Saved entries
/---
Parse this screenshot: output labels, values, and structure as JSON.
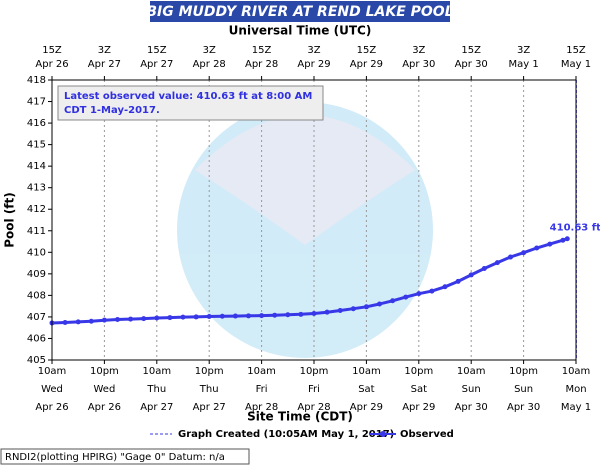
{
  "chart_data": {
    "type": "line",
    "title": "BIG MUDDY RIVER AT REND LAKE POOL",
    "x2_label": "Universal Time (UTC)",
    "x_label": "Site Time (CDT)",
    "y_label": "Pool (ft)",
    "ylim": [
      405,
      418
    ],
    "yticks": [
      405,
      406,
      407,
      408,
      409,
      410,
      411,
      412,
      413,
      414,
      415,
      416,
      417,
      418
    ],
    "xlim": [
      "04-26 10:00",
      "05-01 10:00"
    ],
    "xticks": [
      {
        "value": "04-26 10:00",
        "label": [
          "10am",
          "Wed",
          "Apr 26"
        ]
      },
      {
        "value": "04-26 22:00",
        "label": [
          "10pm",
          "Wed",
          "Apr 26"
        ]
      },
      {
        "value": "04-27 10:00",
        "label": [
          "10am",
          "Thu",
          "Apr 27"
        ]
      },
      {
        "value": "04-27 22:00",
        "label": [
          "10pm",
          "Thu",
          "Apr 27"
        ]
      },
      {
        "value": "04-28 10:00",
        "label": [
          "10am",
          "Fri",
          "Apr 28"
        ]
      },
      {
        "value": "04-28 22:00",
        "label": [
          "10pm",
          "Fri",
          "Apr 28"
        ]
      },
      {
        "value": "04-29 10:00",
        "label": [
          "10am",
          "Sat",
          "Apr 29"
        ]
      },
      {
        "value": "04-29 22:00",
        "label": [
          "10pm",
          "Sat",
          "Apr 29"
        ]
      },
      {
        "value": "04-30 10:00",
        "label": [
          "10am",
          "Sun",
          "Apr 30"
        ]
      },
      {
        "value": "04-30 22:00",
        "label": [
          "10pm",
          "Sun",
          "Apr 30"
        ]
      },
      {
        "value": "05-01 10:00",
        "label": [
          "10am",
          "Mon",
          "May 1"
        ]
      }
    ],
    "x2ticks": [
      {
        "value": "04-26 10:00",
        "label": [
          "15Z",
          "Apr 26"
        ]
      },
      {
        "value": "04-26 22:00",
        "label": [
          "3Z",
          "Apr 27"
        ]
      },
      {
        "value": "04-27 10:00",
        "label": [
          "15Z",
          "Apr 27"
        ]
      },
      {
        "value": "04-27 22:00",
        "label": [
          "3Z",
          "Apr 28"
        ]
      },
      {
        "value": "04-28 10:00",
        "label": [
          "15Z",
          "Apr 28"
        ]
      },
      {
        "value": "04-28 22:00",
        "label": [
          "3Z",
          "Apr 29"
        ]
      },
      {
        "value": "04-29 10:00",
        "label": [
          "15Z",
          "Apr 29"
        ]
      },
      {
        "value": "04-29 22:00",
        "label": [
          "3Z",
          "Apr 30"
        ]
      },
      {
        "value": "04-30 10:00",
        "label": [
          "15Z",
          "Apr 30"
        ]
      },
      {
        "value": "04-30 22:00",
        "label": [
          "3Z",
          "May 1"
        ]
      },
      {
        "value": "05-01 10:00",
        "label": [
          "15Z",
          "May 1"
        ]
      }
    ],
    "grid": true,
    "x": [
      "04-26 10:00",
      "04-26 13:00",
      "04-26 16:00",
      "04-26 19:00",
      "04-26 22:00",
      "04-27 01:00",
      "04-27 04:00",
      "04-27 07:00",
      "04-27 10:00",
      "04-27 13:00",
      "04-27 16:00",
      "04-27 19:00",
      "04-27 22:00",
      "04-28 01:00",
      "04-28 04:00",
      "04-28 07:00",
      "04-28 10:00",
      "04-28 13:00",
      "04-28 16:00",
      "04-28 19:00",
      "04-28 22:00",
      "04-29 01:00",
      "04-29 04:00",
      "04-29 07:00",
      "04-29 10:00",
      "04-29 13:00",
      "04-29 16:00",
      "04-29 19:00",
      "04-29 22:00",
      "04-30 01:00",
      "04-30 04:00",
      "04-30 07:00",
      "04-30 10:00",
      "04-30 13:00",
      "04-30 16:00",
      "04-30 19:00",
      "04-30 22:00",
      "05-01 01:00",
      "05-01 04:00",
      "05-01 07:00",
      "05-01 08:00"
    ],
    "series": [
      {
        "name": "Observed",
        "color": "#3838e8",
        "values": [
          406.72,
          406.74,
          406.77,
          406.8,
          406.85,
          406.88,
          406.9,
          406.92,
          406.95,
          406.97,
          406.99,
          407.0,
          407.02,
          407.03,
          407.04,
          407.05,
          407.06,
          407.08,
          407.1,
          407.12,
          407.16,
          407.22,
          407.3,
          407.38,
          407.47,
          407.6,
          407.75,
          407.92,
          408.08,
          408.2,
          408.4,
          408.65,
          408.95,
          409.25,
          409.52,
          409.78,
          409.98,
          410.2,
          410.38,
          410.56,
          410.63
        ]
      }
    ],
    "last_value_label": "410.63 ft",
    "annotation": [
      "Latest observed value: 410.63 ft at 8:00 AM",
      "CDT 1-May-2017."
    ],
    "graph_created": {
      "x": "05-01 10:05",
      "label": "Graph Created (10:05AM May 1, 2017)"
    },
    "footer": "RNDI2(plotting HPIRG) \"Gage 0\" Datum: n/a"
  }
}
\---
Direction: Find and copy each line above that includes the string "values".

Reply:
Parse this screenshot: output labels, values, and structure as JSON.
        "values": [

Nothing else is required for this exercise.